# What needs to be done
Look through the listing and locate every line containing the word "sempre"; copy those lines.

# Input for this task
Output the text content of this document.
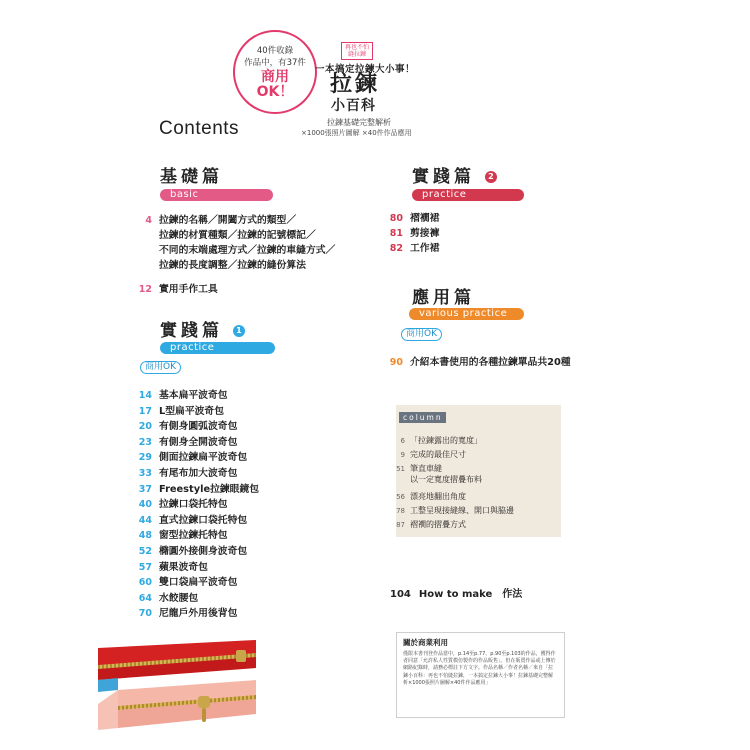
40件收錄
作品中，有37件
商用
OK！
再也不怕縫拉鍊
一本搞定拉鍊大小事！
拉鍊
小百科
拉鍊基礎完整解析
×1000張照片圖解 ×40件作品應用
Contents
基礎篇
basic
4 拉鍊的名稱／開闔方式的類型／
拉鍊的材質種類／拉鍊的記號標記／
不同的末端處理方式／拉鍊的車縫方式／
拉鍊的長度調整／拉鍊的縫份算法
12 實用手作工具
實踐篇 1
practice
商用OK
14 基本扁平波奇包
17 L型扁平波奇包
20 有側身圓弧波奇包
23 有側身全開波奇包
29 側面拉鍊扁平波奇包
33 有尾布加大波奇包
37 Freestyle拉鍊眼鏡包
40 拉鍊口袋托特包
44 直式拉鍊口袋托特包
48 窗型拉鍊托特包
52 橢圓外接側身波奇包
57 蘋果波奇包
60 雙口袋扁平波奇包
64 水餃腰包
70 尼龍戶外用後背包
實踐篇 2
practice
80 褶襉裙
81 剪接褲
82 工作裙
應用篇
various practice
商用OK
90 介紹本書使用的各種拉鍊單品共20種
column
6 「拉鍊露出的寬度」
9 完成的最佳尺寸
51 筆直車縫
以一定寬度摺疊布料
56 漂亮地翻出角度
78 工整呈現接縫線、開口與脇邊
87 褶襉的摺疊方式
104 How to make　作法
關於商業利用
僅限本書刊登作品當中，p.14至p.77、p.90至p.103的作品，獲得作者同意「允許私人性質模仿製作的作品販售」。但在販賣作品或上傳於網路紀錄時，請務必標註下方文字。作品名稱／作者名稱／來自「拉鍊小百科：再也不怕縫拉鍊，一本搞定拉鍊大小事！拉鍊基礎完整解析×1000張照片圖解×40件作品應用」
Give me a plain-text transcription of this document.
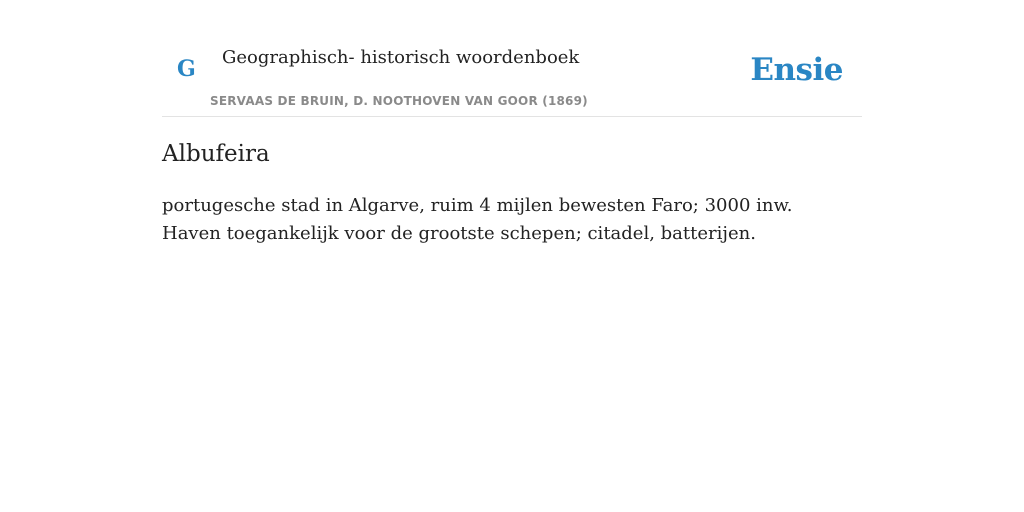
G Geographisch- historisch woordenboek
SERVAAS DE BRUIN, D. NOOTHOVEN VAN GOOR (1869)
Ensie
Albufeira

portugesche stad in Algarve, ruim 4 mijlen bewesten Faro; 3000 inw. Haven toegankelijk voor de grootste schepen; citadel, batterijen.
==
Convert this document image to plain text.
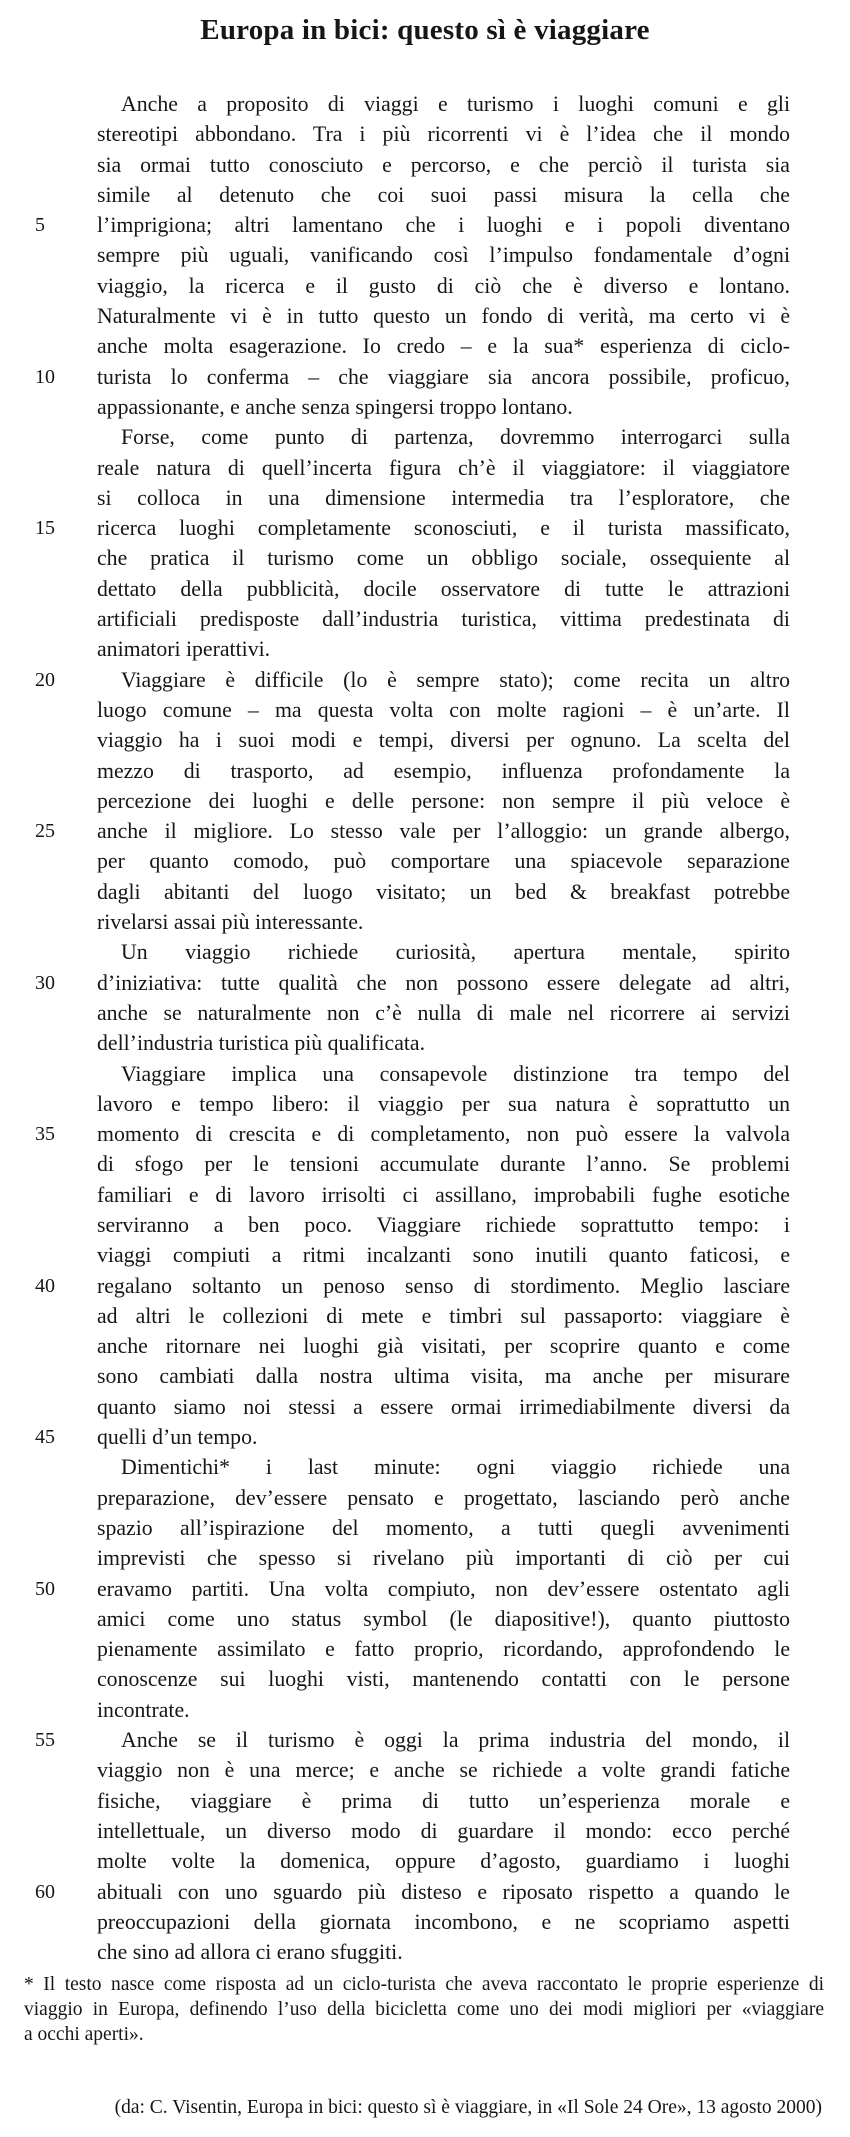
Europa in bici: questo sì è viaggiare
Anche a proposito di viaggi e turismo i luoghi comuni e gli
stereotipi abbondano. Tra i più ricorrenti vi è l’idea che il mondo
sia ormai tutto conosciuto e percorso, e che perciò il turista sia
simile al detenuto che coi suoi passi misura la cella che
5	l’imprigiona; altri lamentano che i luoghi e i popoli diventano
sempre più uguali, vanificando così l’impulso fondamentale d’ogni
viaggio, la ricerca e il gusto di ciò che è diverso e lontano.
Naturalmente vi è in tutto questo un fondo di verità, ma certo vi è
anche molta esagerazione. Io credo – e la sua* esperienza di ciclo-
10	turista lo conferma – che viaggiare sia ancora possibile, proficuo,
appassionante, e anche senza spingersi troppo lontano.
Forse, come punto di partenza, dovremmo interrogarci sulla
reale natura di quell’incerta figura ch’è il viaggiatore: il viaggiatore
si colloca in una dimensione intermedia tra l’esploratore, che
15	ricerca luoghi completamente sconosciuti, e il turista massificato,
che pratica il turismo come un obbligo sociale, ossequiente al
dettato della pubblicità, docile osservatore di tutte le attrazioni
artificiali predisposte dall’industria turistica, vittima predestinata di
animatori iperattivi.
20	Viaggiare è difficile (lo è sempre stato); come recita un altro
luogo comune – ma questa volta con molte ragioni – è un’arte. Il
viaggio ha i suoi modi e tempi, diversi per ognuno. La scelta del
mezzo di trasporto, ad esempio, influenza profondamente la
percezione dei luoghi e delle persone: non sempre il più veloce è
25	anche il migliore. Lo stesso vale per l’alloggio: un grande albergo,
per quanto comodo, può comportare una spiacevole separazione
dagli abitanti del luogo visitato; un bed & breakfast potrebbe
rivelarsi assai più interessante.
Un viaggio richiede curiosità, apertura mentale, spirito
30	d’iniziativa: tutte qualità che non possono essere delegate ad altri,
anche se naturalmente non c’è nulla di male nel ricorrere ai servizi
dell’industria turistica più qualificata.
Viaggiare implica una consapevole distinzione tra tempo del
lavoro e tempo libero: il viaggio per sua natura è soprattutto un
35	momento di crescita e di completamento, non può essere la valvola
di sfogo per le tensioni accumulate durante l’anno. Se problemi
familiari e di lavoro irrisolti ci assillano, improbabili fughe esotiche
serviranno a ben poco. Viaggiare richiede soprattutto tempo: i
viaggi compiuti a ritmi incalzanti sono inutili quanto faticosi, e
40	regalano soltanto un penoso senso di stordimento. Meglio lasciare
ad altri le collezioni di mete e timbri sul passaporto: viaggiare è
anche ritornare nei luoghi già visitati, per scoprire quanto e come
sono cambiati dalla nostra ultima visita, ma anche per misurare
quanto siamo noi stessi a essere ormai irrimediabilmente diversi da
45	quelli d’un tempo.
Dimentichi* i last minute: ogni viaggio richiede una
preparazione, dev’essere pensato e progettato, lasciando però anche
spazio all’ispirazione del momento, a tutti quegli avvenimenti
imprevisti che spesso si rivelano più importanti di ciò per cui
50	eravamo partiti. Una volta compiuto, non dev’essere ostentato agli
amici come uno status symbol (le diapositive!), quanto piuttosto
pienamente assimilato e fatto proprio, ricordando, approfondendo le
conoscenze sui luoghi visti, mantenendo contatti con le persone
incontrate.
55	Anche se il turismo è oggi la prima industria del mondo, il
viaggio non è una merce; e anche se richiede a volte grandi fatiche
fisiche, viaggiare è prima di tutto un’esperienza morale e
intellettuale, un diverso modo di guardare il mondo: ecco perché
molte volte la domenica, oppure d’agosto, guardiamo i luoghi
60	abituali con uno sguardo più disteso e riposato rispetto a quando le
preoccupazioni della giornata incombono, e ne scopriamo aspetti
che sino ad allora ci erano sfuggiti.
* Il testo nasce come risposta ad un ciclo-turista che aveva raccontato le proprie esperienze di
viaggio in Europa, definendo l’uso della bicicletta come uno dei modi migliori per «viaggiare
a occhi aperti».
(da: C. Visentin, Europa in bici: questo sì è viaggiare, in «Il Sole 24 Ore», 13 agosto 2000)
---
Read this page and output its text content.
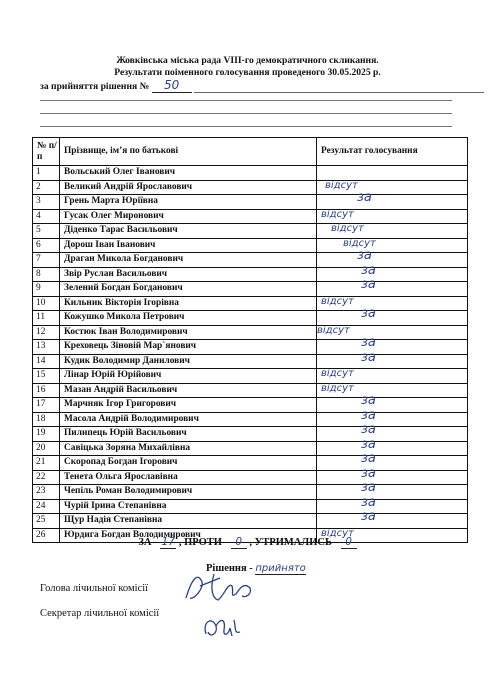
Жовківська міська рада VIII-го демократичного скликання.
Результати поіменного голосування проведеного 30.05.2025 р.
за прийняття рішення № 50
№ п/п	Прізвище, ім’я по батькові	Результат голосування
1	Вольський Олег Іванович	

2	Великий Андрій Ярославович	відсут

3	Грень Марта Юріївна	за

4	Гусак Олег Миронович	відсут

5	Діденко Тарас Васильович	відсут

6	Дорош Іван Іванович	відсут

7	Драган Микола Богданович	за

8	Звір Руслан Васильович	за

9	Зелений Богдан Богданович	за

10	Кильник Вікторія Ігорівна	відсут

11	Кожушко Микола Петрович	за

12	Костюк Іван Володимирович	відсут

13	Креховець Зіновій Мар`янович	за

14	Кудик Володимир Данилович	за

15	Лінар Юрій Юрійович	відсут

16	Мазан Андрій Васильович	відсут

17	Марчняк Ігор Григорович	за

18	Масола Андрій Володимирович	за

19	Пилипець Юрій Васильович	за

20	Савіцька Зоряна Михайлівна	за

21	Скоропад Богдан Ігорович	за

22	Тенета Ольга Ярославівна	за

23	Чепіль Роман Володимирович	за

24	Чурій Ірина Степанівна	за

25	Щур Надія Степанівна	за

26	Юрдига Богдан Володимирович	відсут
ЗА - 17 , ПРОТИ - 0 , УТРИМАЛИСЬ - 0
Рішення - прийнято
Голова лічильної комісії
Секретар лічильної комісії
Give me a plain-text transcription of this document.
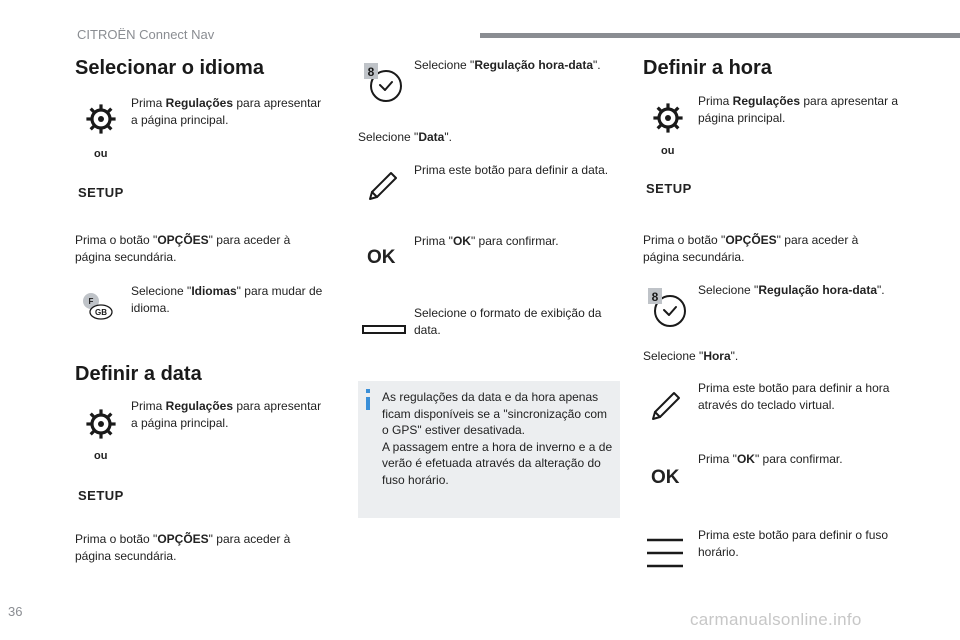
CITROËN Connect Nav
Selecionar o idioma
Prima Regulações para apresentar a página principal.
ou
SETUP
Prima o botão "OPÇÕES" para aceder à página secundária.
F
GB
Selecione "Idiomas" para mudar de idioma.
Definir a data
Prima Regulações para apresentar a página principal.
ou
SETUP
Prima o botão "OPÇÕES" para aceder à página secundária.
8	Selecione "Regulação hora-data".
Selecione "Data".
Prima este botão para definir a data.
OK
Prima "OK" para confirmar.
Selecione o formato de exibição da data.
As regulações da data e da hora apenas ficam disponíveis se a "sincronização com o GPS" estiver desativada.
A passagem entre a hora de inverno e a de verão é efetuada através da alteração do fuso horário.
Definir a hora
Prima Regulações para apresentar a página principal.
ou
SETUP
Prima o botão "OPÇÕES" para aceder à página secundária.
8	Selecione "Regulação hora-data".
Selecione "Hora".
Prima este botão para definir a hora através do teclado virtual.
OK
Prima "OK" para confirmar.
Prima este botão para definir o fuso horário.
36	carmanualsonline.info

# Answer to the task
sempre più uguali, vanificando così l’impulso fondamentale d’ogni
20	Viaggiare è difficile (lo è sempre stato); come recita un altro
percezione dei luoghi e delle persone: non sempre il più veloce è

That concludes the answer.